- Source excerpt -
□ □ □ □

I’ve thought about the word “leadership” a lot since I’ve started attending CMC. I’ve written articles on the Forum that have referenced leadership, probing the question of what it means to be a leader at this school. During my summers at home and two semesters abroad, I’ve met students from different universities and small colleges around the country who have reinforced my belief that there is, whatever it may be, something unique about the CMC personality.
So what does leadership mean, specifically, in the CMC mold?
In the real world, leadership can really mean lots of different things. No two leaders do the same thing, both in the literal sense (a judge judges and a manager manages), but also in the abstract: one leader runs the world while another means to change it
As a school set on attracting would-be leaders to its campus, CMC ought to embrace the many faces of leadership, and dedicate its time to attracting and training leaders set on doing different things, and who have different goals.
However, our definition of leadership is currently too narrow. CMC’s under-emphasis on the arts and humanities is one tell-tale sign of this (though we are getting better). Leadership, for us, basically means stewarding institutions, (both government and non-government) and corporations. This is why we have Economics, Government, and IR departments similar in size to ones at major universities.
No doubt, there are lots of advantages to specialization. Anyone who has taken classes in these departments (which is basically everybody) knows how terrific they are. And students majoring in them benefit both from the intellectual experience of a small college and the resources and job prospects of a large university.
But this focus limits our school’s diversity, both academically and otherwise. We end up largely meeting people who have similar majors and ambitions.
There are upsides to befriending similar, like-minded people. We enjoy hanging out with our fellow CMC’ers, we like them, and we care about them. In a funny way, we even contribute to one another’s personal development, for as ambitious and committed to self-improvement as we are, we admire the things that others do well and try to emulate them.
There’s something both real and beautiful to that.

□ □ □ □

- Data extract -
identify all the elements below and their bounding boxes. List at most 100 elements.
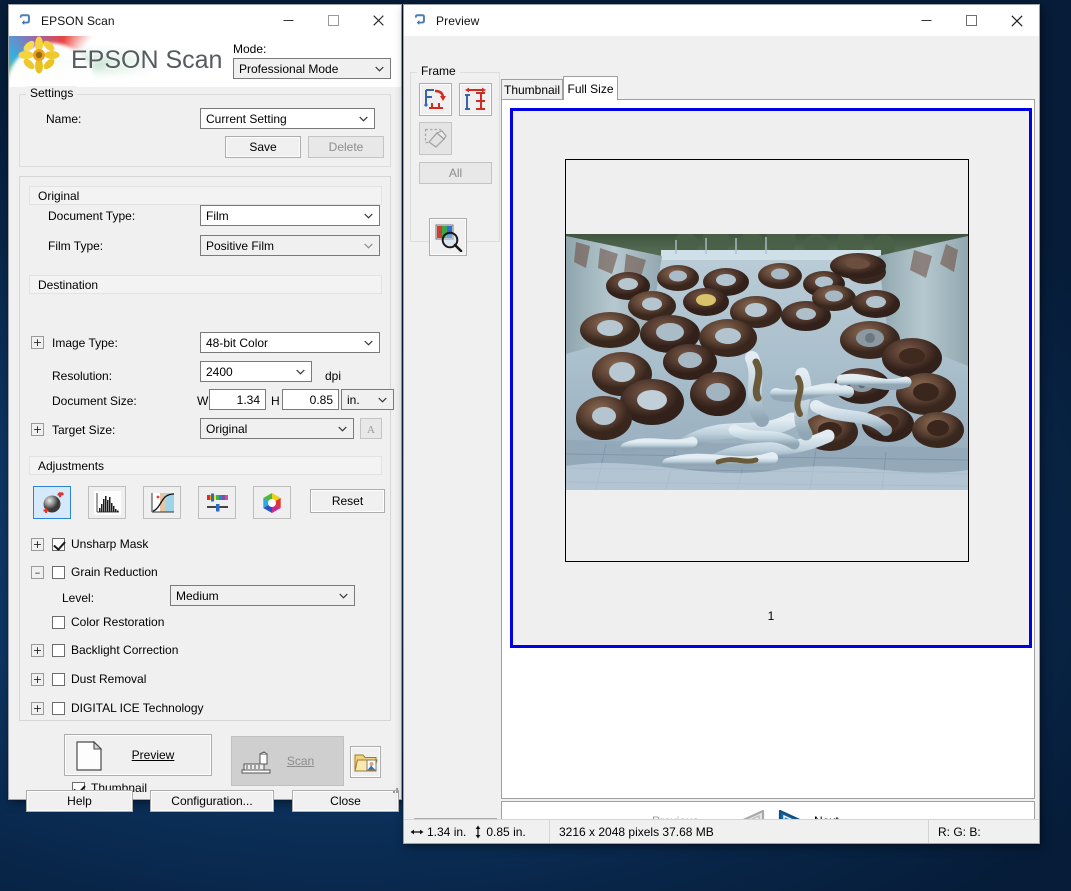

□ □ □ □

- Goal of the exercise -
Pick up the essay on leadership at CMC after its last sentence and continue it.

- Final answer -
The downside, however, is that we sometimes end up caring too much about what others think. We fail to draw the line between rightful admiration and vain comparison. We try to be savvy and winning whenever we enter into conversations. We endlessly groom our Facebook and LinkedIn profiles, as we struggle to maintain our two selves – the real and virtual.
And as a result, we tend towards conformity. We wear tanks and drink light beers because that’s what CMC’ers are supposed to do. While in class we’re taught to talk in academic jargon, out of class we’re taught to talk in social jargon: “killin’ it,” “living the dream,” “y’all” (all of which I use). We watch similar movies, and listen to similar music.
At the end of the day, CMC’s greatest weakness is that it teaches us, in certain regards, to embrace uniformity; the status quo. And while I would agree that vanity and conformity are found at whatever school you attend, I would also say that they have taken particular root (especially for a school of such intellectual caliber) here.
The problem with this sort of environment is that it’s not really teaching us to be leaders. In trying to imitate others, and in trying to imitate what leaders are supposed to do- manage, administer, execute, finance, govern- we sort of become followers.
Maybe this is the way CMC is supposed to be; this is the choice, some would argue, that we make before enrolling here. If we wanted to spend our lives painting murals or railing against the establishment, we could have gone to NYU or Pitzer.
But maybe the two groups- establishment and anti-establishment- don’t have to be mutually exclusive. Maybe we can learn to be both. Because more and more it seems like the real leaders won’t be the ones with grammar-perfect resumes or picture-perfect LinkedIn profiles, but the ones who have worthwhile things to say, and who can understand and communicate with lots of different people, both inside the establishment and out. In an era in which all information is accessible with a click, leaders will have to learn to integrate themselves with different camps of thought and ways of life.
I came to CMC as a kid from a liberal bastion, a place the New York Times once dubbed “Hipstrubia,” with parents who describe themselves as bohemians. I was, throughout high school, grungy and anti-establishment. I listened to a lot of ‘90’s indie rock and thought Dick Cheney was a [insert last name].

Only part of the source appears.